[WHAT THE TASK REQUIRES]:
Restate all of the entries exactly, dropping any pictures they hold.

[PROVIDED RECORDS]:

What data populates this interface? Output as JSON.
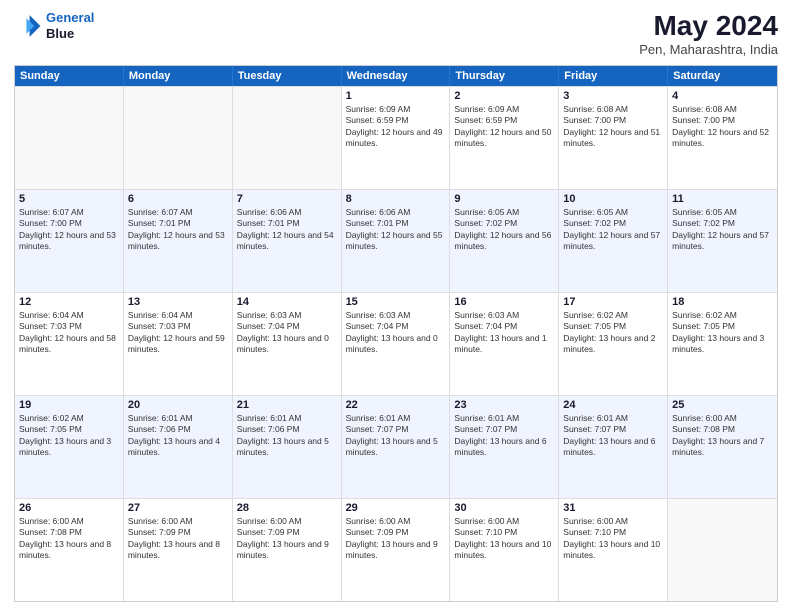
{
  "header": {
    "logo_line1": "General",
    "logo_line2": "Blue",
    "month": "May 2024",
    "location": "Pen, Maharashtra, India"
  },
  "weekdays": [
    "Sunday",
    "Monday",
    "Tuesday",
    "Wednesday",
    "Thursday",
    "Friday",
    "Saturday"
  ],
  "rows": [
    {
      "alt": false,
      "cells": [
        {
          "day": "",
          "empty": true
        },
        {
          "day": "",
          "empty": true
        },
        {
          "day": "",
          "empty": true
        },
        {
          "day": "1",
          "sunrise": "6:09 AM",
          "sunset": "6:59 PM",
          "daylight": "12 hours and 49 minutes."
        },
        {
          "day": "2",
          "sunrise": "6:09 AM",
          "sunset": "6:59 PM",
          "daylight": "12 hours and 50 minutes."
        },
        {
          "day": "3",
          "sunrise": "6:08 AM",
          "sunset": "7:00 PM",
          "daylight": "12 hours and 51 minutes."
        },
        {
          "day": "4",
          "sunrise": "6:08 AM",
          "sunset": "7:00 PM",
          "daylight": "12 hours and 52 minutes."
        }
      ]
    },
    {
      "alt": true,
      "cells": [
        {
          "day": "5",
          "sunrise": "6:07 AM",
          "sunset": "7:00 PM",
          "daylight": "12 hours and 53 minutes."
        },
        {
          "day": "6",
          "sunrise": "6:07 AM",
          "sunset": "7:01 PM",
          "daylight": "12 hours and 53 minutes."
        },
        {
          "day": "7",
          "sunrise": "6:06 AM",
          "sunset": "7:01 PM",
          "daylight": "12 hours and 54 minutes."
        },
        {
          "day": "8",
          "sunrise": "6:06 AM",
          "sunset": "7:01 PM",
          "daylight": "12 hours and 55 minutes."
        },
        {
          "day": "9",
          "sunrise": "6:05 AM",
          "sunset": "7:02 PM",
          "daylight": "12 hours and 56 minutes."
        },
        {
          "day": "10",
          "sunrise": "6:05 AM",
          "sunset": "7:02 PM",
          "daylight": "12 hours and 57 minutes."
        },
        {
          "day": "11",
          "sunrise": "6:05 AM",
          "sunset": "7:02 PM",
          "daylight": "12 hours and 57 minutes."
        }
      ]
    },
    {
      "alt": false,
      "cells": [
        {
          "day": "12",
          "sunrise": "6:04 AM",
          "sunset": "7:03 PM",
          "daylight": "12 hours and 58 minutes."
        },
        {
          "day": "13",
          "sunrise": "6:04 AM",
          "sunset": "7:03 PM",
          "daylight": "12 hours and 59 minutes."
        },
        {
          "day": "14",
          "sunrise": "6:03 AM",
          "sunset": "7:04 PM",
          "daylight": "13 hours and 0 minutes."
        },
        {
          "day": "15",
          "sunrise": "6:03 AM",
          "sunset": "7:04 PM",
          "daylight": "13 hours and 0 minutes."
        },
        {
          "day": "16",
          "sunrise": "6:03 AM",
          "sunset": "7:04 PM",
          "daylight": "13 hours and 1 minute."
        },
        {
          "day": "17",
          "sunrise": "6:02 AM",
          "sunset": "7:05 PM",
          "daylight": "13 hours and 2 minutes."
        },
        {
          "day": "18",
          "sunrise": "6:02 AM",
          "sunset": "7:05 PM",
          "daylight": "13 hours and 3 minutes."
        }
      ]
    },
    {
      "alt": true,
      "cells": [
        {
          "day": "19",
          "sunrise": "6:02 AM",
          "sunset": "7:05 PM",
          "daylight": "13 hours and 3 minutes."
        },
        {
          "day": "20",
          "sunrise": "6:01 AM",
          "sunset": "7:06 PM",
          "daylight": "13 hours and 4 minutes."
        },
        {
          "day": "21",
          "sunrise": "6:01 AM",
          "sunset": "7:06 PM",
          "daylight": "13 hours and 5 minutes."
        },
        {
          "day": "22",
          "sunrise": "6:01 AM",
          "sunset": "7:07 PM",
          "daylight": "13 hours and 5 minutes."
        },
        {
          "day": "23",
          "sunrise": "6:01 AM",
          "sunset": "7:07 PM",
          "daylight": "13 hours and 6 minutes."
        },
        {
          "day": "24",
          "sunrise": "6:01 AM",
          "sunset": "7:07 PM",
          "daylight": "13 hours and 6 minutes."
        },
        {
          "day": "25",
          "sunrise": "6:00 AM",
          "sunset": "7:08 PM",
          "daylight": "13 hours and 7 minutes."
        }
      ]
    },
    {
      "alt": false,
      "cells": [
        {
          "day": "26",
          "sunrise": "6:00 AM",
          "sunset": "7:08 PM",
          "daylight": "13 hours and 8 minutes."
        },
        {
          "day": "27",
          "sunrise": "6:00 AM",
          "sunset": "7:09 PM",
          "daylight": "13 hours and 8 minutes."
        },
        {
          "day": "28",
          "sunrise": "6:00 AM",
          "sunset": "7:09 PM",
          "daylight": "13 hours and 9 minutes."
        },
        {
          "day": "29",
          "sunrise": "6:00 AM",
          "sunset": "7:09 PM",
          "daylight": "13 hours and 9 minutes."
        },
        {
          "day": "30",
          "sunrise": "6:00 AM",
          "sunset": "7:10 PM",
          "daylight": "13 hours and 10 minutes."
        },
        {
          "day": "31",
          "sunrise": "6:00 AM",
          "sunset": "7:10 PM",
          "daylight": "13 hours and 10 minutes."
        },
        {
          "day": "",
          "empty": true
        }
      ]
    }
  ]
}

[RESULT]:
What data populates this interface? Output as JSON.
{
  "header": {
    "logo_line1": "General",
    "logo_line2": "Blue",
    "month": "May 2024",
    "location": "Pen, Maharashtra, India"
  },
  "weekdays": [
    "Sunday",
    "Monday",
    "Tuesday",
    "Wednesday",
    "Thursday",
    "Friday",
    "Saturday"
  ],
  "rows": [
    {
      "alt": false,
      "cells": [
        {
          "day": "",
          "empty": true
        },
        {
          "day": "",
          "empty": true
        },
        {
          "day": "",
          "empty": true
        },
        {
          "day": "1",
          "sunrise": "6:09 AM",
          "sunset": "6:59 PM",
          "daylight": "12 hours and 49 minutes."
        },
        {
          "day": "2",
          "sunrise": "6:09 AM",
          "sunset": "6:59 PM",
          "daylight": "12 hours and 50 minutes."
        },
        {
          "day": "3",
          "sunrise": "6:08 AM",
          "sunset": "7:00 PM",
          "daylight": "12 hours and 51 minutes."
        },
        {
          "day": "4",
          "sunrise": "6:08 AM",
          "sunset": "7:00 PM",
          "daylight": "12 hours and 52 minutes."
        }
      ]
    },
    {
      "alt": true,
      "cells": [
        {
          "day": "5",
          "sunrise": "6:07 AM",
          "sunset": "7:00 PM",
          "daylight": "12 hours and 53 minutes."
        },
        {
          "day": "6",
          "sunrise": "6:07 AM",
          "sunset": "7:01 PM",
          "daylight": "12 hours and 53 minutes."
        },
        {
          "day": "7",
          "sunrise": "6:06 AM",
          "sunset": "7:01 PM",
          "daylight": "12 hours and 54 minutes."
        },
        {
          "day": "8",
          "sunrise": "6:06 AM",
          "sunset": "7:01 PM",
          "daylight": "12 hours and 55 minutes."
        },
        {
          "day": "9",
          "sunrise": "6:05 AM",
          "sunset": "7:02 PM",
          "daylight": "12 hours and 56 minutes."
        },
        {
          "day": "10",
          "sunrise": "6:05 AM",
          "sunset": "7:02 PM",
          "daylight": "12 hours and 57 minutes."
        },
        {
          "day": "11",
          "sunrise": "6:05 AM",
          "sunset": "7:02 PM",
          "daylight": "12 hours and 57 minutes."
        }
      ]
    },
    {
      "alt": false,
      "cells": [
        {
          "day": "12",
          "sunrise": "6:04 AM",
          "sunset": "7:03 PM",
          "daylight": "12 hours and 58 minutes."
        },
        {
          "day": "13",
          "sunrise": "6:04 AM",
          "sunset": "7:03 PM",
          "daylight": "12 hours and 59 minutes."
        },
        {
          "day": "14",
          "sunrise": "6:03 AM",
          "sunset": "7:04 PM",
          "daylight": "13 hours and 0 minutes."
        },
        {
          "day": "15",
          "sunrise": "6:03 AM",
          "sunset": "7:04 PM",
          "daylight": "13 hours and 0 minutes."
        },
        {
          "day": "16",
          "sunrise": "6:03 AM",
          "sunset": "7:04 PM",
          "daylight": "13 hours and 1 minute."
        },
        {
          "day": "17",
          "sunrise": "6:02 AM",
          "sunset": "7:05 PM",
          "daylight": "13 hours and 2 minutes."
        },
        {
          "day": "18",
          "sunrise": "6:02 AM",
          "sunset": "7:05 PM",
          "daylight": "13 hours and 3 minutes."
        }
      ]
    },
    {
      "alt": true,
      "cells": [
        {
          "day": "19",
          "sunrise": "6:02 AM",
          "sunset": "7:05 PM",
          "daylight": "13 hours and 3 minutes."
        },
        {
          "day": "20",
          "sunrise": "6:01 AM",
          "sunset": "7:06 PM",
          "daylight": "13 hours and 4 minutes."
        },
        {
          "day": "21",
          "sunrise": "6:01 AM",
          "sunset": "7:06 PM",
          "daylight": "13 hours and 5 minutes."
        },
        {
          "day": "22",
          "sunrise": "6:01 AM",
          "sunset": "7:07 PM",
          "daylight": "13 hours and 5 minutes."
        },
        {
          "day": "23",
          "sunrise": "6:01 AM",
          "sunset": "7:07 PM",
          "daylight": "13 hours and 6 minutes."
        },
        {
          "day": "24",
          "sunrise": "6:01 AM",
          "sunset": "7:07 PM",
          "daylight": "13 hours and 6 minutes."
        },
        {
          "day": "25",
          "sunrise": "6:00 AM",
          "sunset": "7:08 PM",
          "daylight": "13 hours and 7 minutes."
        }
      ]
    },
    {
      "alt": false,
      "cells": [
        {
          "day": "26",
          "sunrise": "6:00 AM",
          "sunset": "7:08 PM",
          "daylight": "13 hours and 8 minutes."
        },
        {
          "day": "27",
          "sunrise": "6:00 AM",
          "sunset": "7:09 PM",
          "daylight": "13 hours and 8 minutes."
        },
        {
          "day": "28",
          "sunrise": "6:00 AM",
          "sunset": "7:09 PM",
          "daylight": "13 hours and 9 minutes."
        },
        {
          "day": "29",
          "sunrise": "6:00 AM",
          "sunset": "7:09 PM",
          "daylight": "13 hours and 9 minutes."
        },
        {
          "day": "30",
          "sunrise": "6:00 AM",
          "sunset": "7:10 PM",
          "daylight": "13 hours and 10 minutes."
        },
        {
          "day": "31",
          "sunrise": "6:00 AM",
          "sunset": "7:10 PM",
          "daylight": "13 hours and 10 minutes."
        },
        {
          "day": "",
          "empty": true
        }
      ]
    }
  ]
}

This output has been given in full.